-- BEGIN DATA FOR THIS TASK --
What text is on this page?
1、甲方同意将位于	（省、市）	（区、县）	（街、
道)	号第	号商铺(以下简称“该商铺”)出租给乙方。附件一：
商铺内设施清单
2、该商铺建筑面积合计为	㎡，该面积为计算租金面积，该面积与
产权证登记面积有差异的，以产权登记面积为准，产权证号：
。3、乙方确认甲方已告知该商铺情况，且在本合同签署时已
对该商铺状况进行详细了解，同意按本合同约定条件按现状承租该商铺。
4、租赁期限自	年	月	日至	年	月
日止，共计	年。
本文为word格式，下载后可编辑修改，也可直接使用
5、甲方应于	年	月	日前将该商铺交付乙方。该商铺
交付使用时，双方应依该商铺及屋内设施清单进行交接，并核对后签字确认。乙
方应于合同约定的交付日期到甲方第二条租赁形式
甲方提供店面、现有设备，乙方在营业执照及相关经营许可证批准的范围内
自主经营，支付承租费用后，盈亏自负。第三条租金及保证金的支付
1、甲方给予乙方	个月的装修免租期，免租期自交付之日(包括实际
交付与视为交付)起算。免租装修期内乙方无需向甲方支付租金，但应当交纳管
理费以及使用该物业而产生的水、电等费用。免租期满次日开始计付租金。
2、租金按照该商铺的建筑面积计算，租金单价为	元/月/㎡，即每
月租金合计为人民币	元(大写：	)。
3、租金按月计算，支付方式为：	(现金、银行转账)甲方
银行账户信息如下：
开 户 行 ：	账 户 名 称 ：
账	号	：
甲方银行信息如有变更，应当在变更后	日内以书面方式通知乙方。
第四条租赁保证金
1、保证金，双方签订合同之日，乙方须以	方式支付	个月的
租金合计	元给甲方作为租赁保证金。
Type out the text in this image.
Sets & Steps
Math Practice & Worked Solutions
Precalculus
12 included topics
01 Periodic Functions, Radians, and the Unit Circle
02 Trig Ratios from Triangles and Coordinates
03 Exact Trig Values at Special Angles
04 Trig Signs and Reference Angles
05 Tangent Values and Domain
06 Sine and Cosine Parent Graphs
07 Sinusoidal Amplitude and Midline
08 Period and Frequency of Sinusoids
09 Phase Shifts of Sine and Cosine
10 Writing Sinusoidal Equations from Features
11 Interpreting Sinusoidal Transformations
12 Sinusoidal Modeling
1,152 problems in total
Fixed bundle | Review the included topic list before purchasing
-- END DATA FOR THIS TASK --
* _WRITTEN PROBLEM_: Make a list of all lines in the data that contain "Sinusoidal".

* _SOLVED EXERCISE_:
07 Sinusoidal Amplitude and Midline
10 Writing Sinusoidal Equations from Features
11 Interpreting Sinusoidal Transformations
12 Sinusoidal Modeling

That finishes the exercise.